--- Exercise goal ---
Below are records to repeat exactly. Omit the pictures from the copy.

Rows from a dataset
-- -- --

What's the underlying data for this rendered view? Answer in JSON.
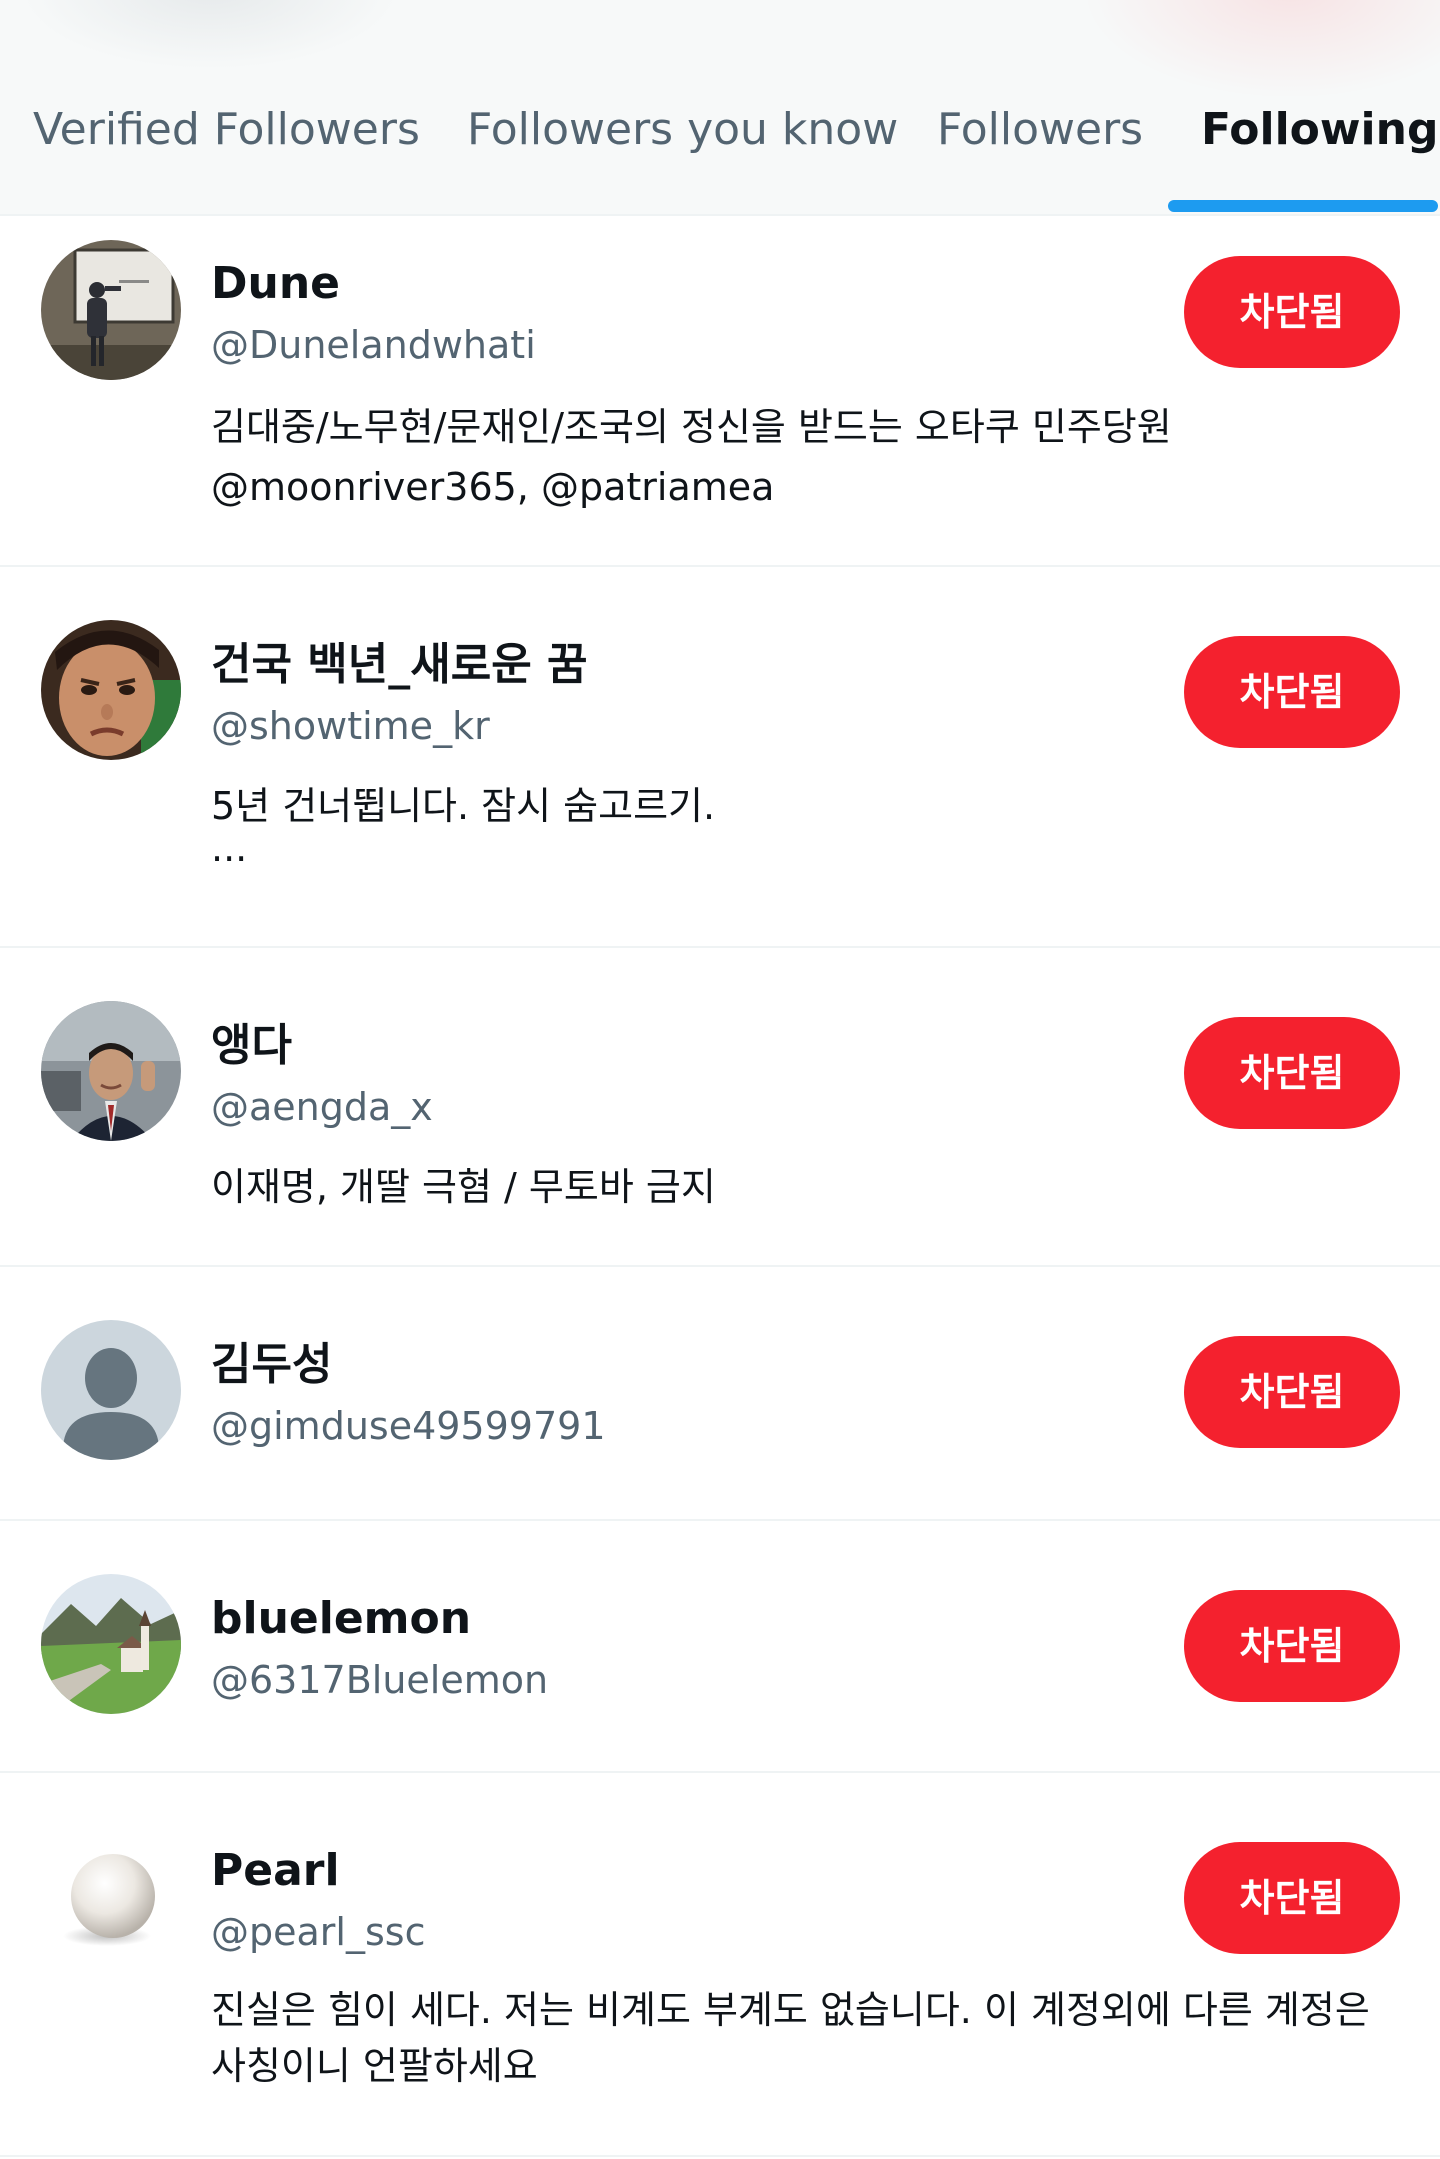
{
  "tabs": [
    {
      "label": "Verified Followers",
      "active": false
    },
    {
      "label": "Followers you know",
      "active": false
    },
    {
      "label": "Followers",
      "active": false
    },
    {
      "label": "Following",
      "active": true
    }
  ],
  "colors": {
    "accent": "#1d9bf0",
    "blocked_button": "#f4212e",
    "secondary_text": "#536471",
    "primary_text": "#0f1419",
    "divider": "#eff3f4"
  },
  "users": [
    {
      "display_name": "Dune",
      "handle": "@Dunelandwhati",
      "bio": [
        "김대중/노무현/문재인/조국의 정신을 받드는 오타쿠 민주당원",
        "@moonriver365, @patriamea"
      ],
      "button_label": "차단됨",
      "avatar_icon": "presenter-photo-avatar"
    },
    {
      "display_name": "건국 백년_새로운 꿈",
      "handle": "@showtime_kr",
      "bio": [
        "5년 건너뜁니다. 잠시 숨고르기.",
        "..."
      ],
      "button_label": "차단됨",
      "avatar_icon": "child-face-photo-avatar"
    },
    {
      "display_name": "앵다",
      "handle": "@aengda_x",
      "bio": [
        "이재명, 개딸 극혐 / 무토바 금지"
      ],
      "button_label": "차단됨",
      "avatar_icon": "man-in-suit-photo-avatar"
    },
    {
      "display_name": "김두성",
      "handle": "@gimduse49599791",
      "bio": [],
      "button_label": "차단됨",
      "avatar_icon": "default-profile-avatar"
    },
    {
      "display_name": "bluelemon",
      "handle": "@6317Bluelemon",
      "bio": [],
      "button_label": "차단됨",
      "avatar_icon": "landscape-church-photo-avatar"
    },
    {
      "display_name": "Pearl",
      "handle": "@pearl_ssc",
      "bio": [
        "진실은 힘이 세다. 저는 비계도 부계도 없습니다. 이 계정외에 다른 계정은",
        "사칭이니 언팔하세요"
      ],
      "button_label": "차단됨",
      "avatar_icon": "pearl-photo-avatar"
    }
  ]
}
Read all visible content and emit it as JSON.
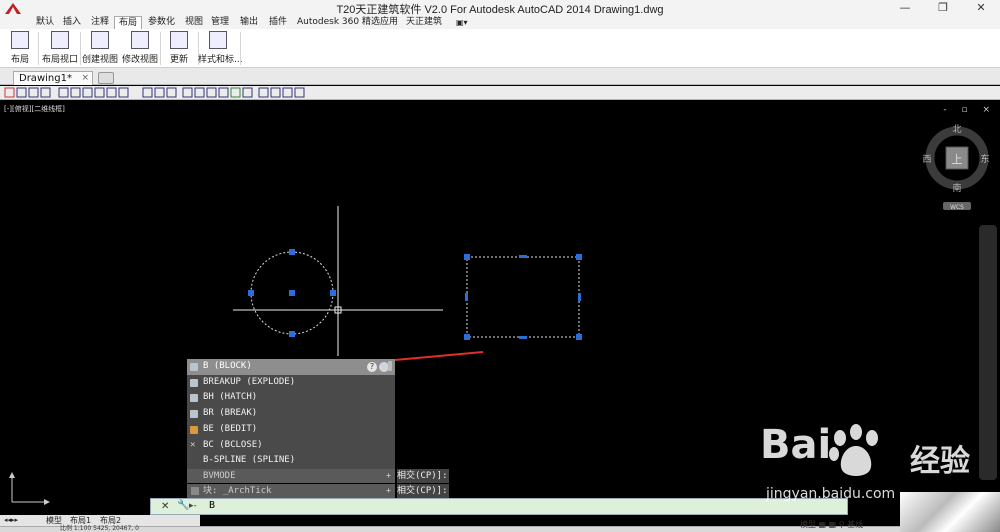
{
  "title": "T20天正建筑软件 V2.0 For Autodesk AutoCAD 2014    Drawing1.dwg",
  "window_buttons": [
    "—",
    "❐",
    "✕"
  ],
  "menu_tabs": [
    "默认",
    "插入",
    "注释",
    "布局",
    "参数化",
    "视图",
    "管理",
    "输出",
    "插件",
    "Autodesk 360",
    "精选应用",
    "天正建筑"
  ],
  "active_menu_tab": "布局",
  "ribbon": {
    "buttons": [
      "布局",
      "布局视口",
      "创建视图",
      "修改视图",
      "更新",
      "样式和标..."
    ]
  },
  "document": {
    "tab_label": "Drawing1*",
    "close": "×"
  },
  "viewport": {
    "label": "[-][俯视][二维线框]",
    "controls": "- ▫ ×"
  },
  "viewcube": {
    "north": "北",
    "south": "南",
    "east": "东",
    "west": "西",
    "top": "上",
    "wcs": "WCS"
  },
  "autocomplete": {
    "items": [
      "B (BLOCK)",
      "BREAKUP (EXPLODE)",
      "BH (HATCH)",
      "BR (BREAK)",
      "BE (BEDIT)",
      "BC (BCLOSE)",
      "B-SPLINE (SPLINE)"
    ],
    "help_icon": "?"
  },
  "history": [
    {
      "left": "BVMODE",
      "right": "相交(CP)]:"
    },
    {
      "left": "块: _ArchTick",
      "right": "相交(CP)]:"
    }
  ],
  "command_line": {
    "close": "✕",
    "prompt": "▸-",
    "value": "B"
  },
  "layout_tabs": [
    "模型",
    "布局1",
    "布局2"
  ],
  "status": {
    "scale": "比例 1:100",
    "coords": "5425, 20467, 0",
    "right": "模型 ▦ ▦ ⚲ 基线"
  },
  "watermark": {
    "brand_left": "Bai",
    "brand_right": "经验",
    "url": "jingyan.baidu.com"
  }
}
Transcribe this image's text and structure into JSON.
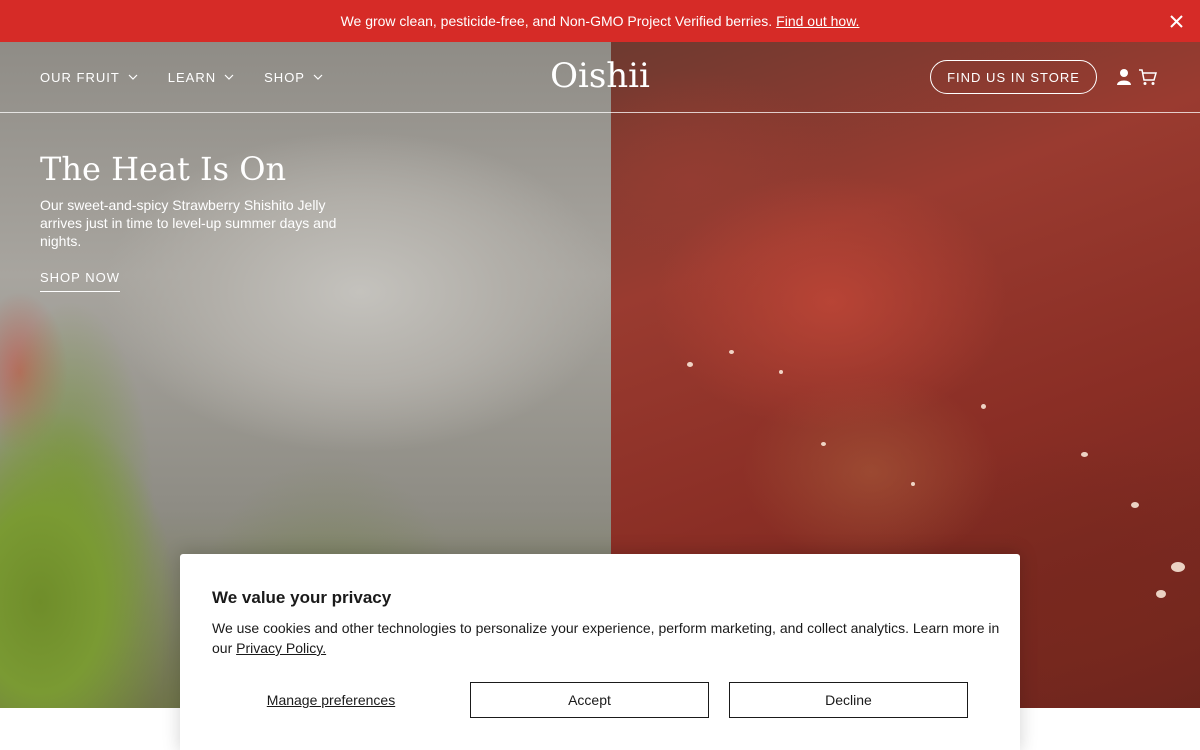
{
  "announcement": {
    "text": "We grow clean, pesticide-free, and Non-GMO Project Verified berries.",
    "link": "Find out how.",
    "close_icon": "close-icon",
    "background": "#d62b27"
  },
  "header": {
    "nav": [
      {
        "label": "OUR FRUIT",
        "icon": "chevron-down-icon"
      },
      {
        "label": "LEARN",
        "icon": "chevron-down-icon"
      },
      {
        "label": "SHOP",
        "icon": "chevron-down-icon"
      }
    ],
    "logo": "Oishii",
    "find_store": "FIND US IN STORE",
    "account_icon": "user-icon",
    "cart_icon": "cart-icon"
  },
  "hero": {
    "title": "The Heat Is On",
    "body": "Our sweet-and-spicy Strawberry Shishito Jelly arrives just in time to level-up summer days and nights.",
    "cta": "SHOP NOW"
  },
  "cookie": {
    "title": "We value your privacy",
    "text": "We use cookies and other technologies to personalize your experience, perform marketing, and collect analytics. Learn more in our",
    "policy_link": "Privacy Policy.",
    "manage": "Manage preferences",
    "accept": "Accept",
    "decline": "Decline"
  }
}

-- -- --

--- Solution ---
What's the underlying data for this rendered view? Answer in JSON.
{
  "tabs": [
    {
      "label": "Verified Followers",
      "active": false
    },
    {
      "label": "Followers you know",
      "active": false
    },
    {
      "label": "Followers",
      "active": false
    },
    {
      "label": "Following",
      "active": true
    }
  ],
  "colors": {
    "accent": "#1d9bf0",
    "blocked_button": "#f4212e",
    "secondary_text": "#536471",
    "primary_text": "#0f1419",
    "divider": "#eff3f4"
  },
  "users": [
    {
      "display_name": "Dune",
      "handle": "@Dunelandwhati",
      "bio": [
        "김대중/노무현/문재인/조국의 정신을 받드는 오타쿠 민주당원",
        "@moonriver365, @patriamea"
      ],
      "button_label": "차단됨",
      "avatar_icon": "presenter-photo-avatar"
    },
    {
      "display_name": "건국 백년_새로운 꿈",
      "handle": "@showtime_kr",
      "bio": [
        "5년 건너뜁니다. 잠시 숨고르기.",
        "..."
      ],
      "button_label": "차단됨",
      "avatar_icon": "child-face-photo-avatar"
    },
    {
      "display_name": "앵다",
      "handle": "@aengda_x",
      "bio": [
        "이재명, 개딸 극혐 / 무토바 금지"
      ],
      "button_label": "차단됨",
      "avatar_icon": "man-in-suit-photo-avatar"
    },
    {
      "display_name": "김두성",
      "handle": "@gimduse49599791",
      "bio": [],
      "button_label": "차단됨",
      "avatar_icon": "default-profile-avatar"
    },
    {
      "display_name": "bluelemon",
      "handle": "@6317Bluelemon",
      "bio": [],
      "button_label": "차단됨",
      "avatar_icon": "landscape-church-photo-avatar"
    },
    {
      "display_name": "Pearl",
      "handle": "@pearl_ssc",
      "bio": [
        "진실은 힘이 세다. 저는 비계도 부계도 없습니다. 이 계정외에 다른 계정은",
        "사칭이니 언팔하세요"
      ],
      "button_label": "차단됨",
      "avatar_icon": "pearl-photo-avatar"
    }
  ]
}
Read all visible content and emit it as JSON.
{
  "title": "T20天正建筑软件 V2.0 For Autodesk AutoCAD 2014    Drawing1.dwg",
  "window_buttons": [
    "—",
    "❐",
    "✕"
  ],
  "menu_tabs": [
    "默认",
    "插入",
    "注释",
    "布局",
    "参数化",
    "视图",
    "管理",
    "输出",
    "插件",
    "Autodesk 360",
    "精选应用",
    "天正建筑"
  ],
  "active_menu_tab": "布局",
  "ribbon": {
    "buttons": [
      "布局",
      "布局视口",
      "创建视图",
      "修改视图",
      "更新",
      "样式和标..."
    ]
  },
  "document": {
    "tab_label": "Drawing1*",
    "close": "×"
  },
  "viewport": {
    "label": "[-][俯视][二维线框]",
    "controls": "- ▫ ×"
  },
  "viewcube": {
    "north": "北",
    "south": "南",
    "east": "东",
    "west": "西",
    "top": "上",
    "wcs": "WCS"
  },
  "autocomplete": {
    "items": [
      "B (BLOCK)",
      "BREAKUP (EXPLODE)",
      "BH (HATCH)",
      "BR (BREAK)",
      "BE (BEDIT)",
      "BC (BCLOSE)",
      "B-SPLINE (SPLINE)"
    ],
    "help_icon": "?"
  },
  "history": [
    {
      "left": "BVMODE",
      "right": "相交(CP)]:"
    },
    {
      "left": "块: _ArchTick",
      "right": "相交(CP)]:"
    }
  ],
  "command_line": {
    "close": "✕",
    "prompt": "▸-",
    "value": "B"
  },
  "layout_tabs": [
    "模型",
    "布局1",
    "布局2"
  ],
  "status": {
    "scale": "比例 1:100",
    "coords": "5425, 20467, 0",
    "right": "模型 ▦ ▦ ⚲ 基线"
  },
  "watermark": {
    "brand_left": "Bai",
    "brand_right": "经验",
    "url": "jingyan.baidu.com"
  }
}
Transcribe this image's text and structure into JSON.
{
  "announcement": {
    "text": "We grow clean, pesticide-free, and Non-GMO Project Verified berries.",
    "link": "Find out how.",
    "close_icon": "close-icon",
    "background": "#d62b27"
  },
  "header": {
    "nav": [
      {
        "label": "OUR FRUIT",
        "icon": "chevron-down-icon"
      },
      {
        "label": "LEARN",
        "icon": "chevron-down-icon"
      },
      {
        "label": "SHOP",
        "icon": "chevron-down-icon"
      }
    ],
    "logo": "Oishii",
    "find_store": "FIND US IN STORE",
    "account_icon": "user-icon",
    "cart_icon": "cart-icon"
  },
  "hero": {
    "title": "The Heat Is On",
    "body": "Our sweet-and-spicy Strawberry Shishito Jelly arrives just in time to level-up summer days and nights.",
    "cta": "SHOP NOW"
  },
  "cookie": {
    "title": "We value your privacy",
    "text": "We use cookies and other technologies to personalize your experience, perform marketing, and collect analytics. Learn more in our",
    "policy_link": "Privacy Policy.",
    "manage": "Manage preferences",
    "accept": "Accept",
    "decline": "Decline"
  }
}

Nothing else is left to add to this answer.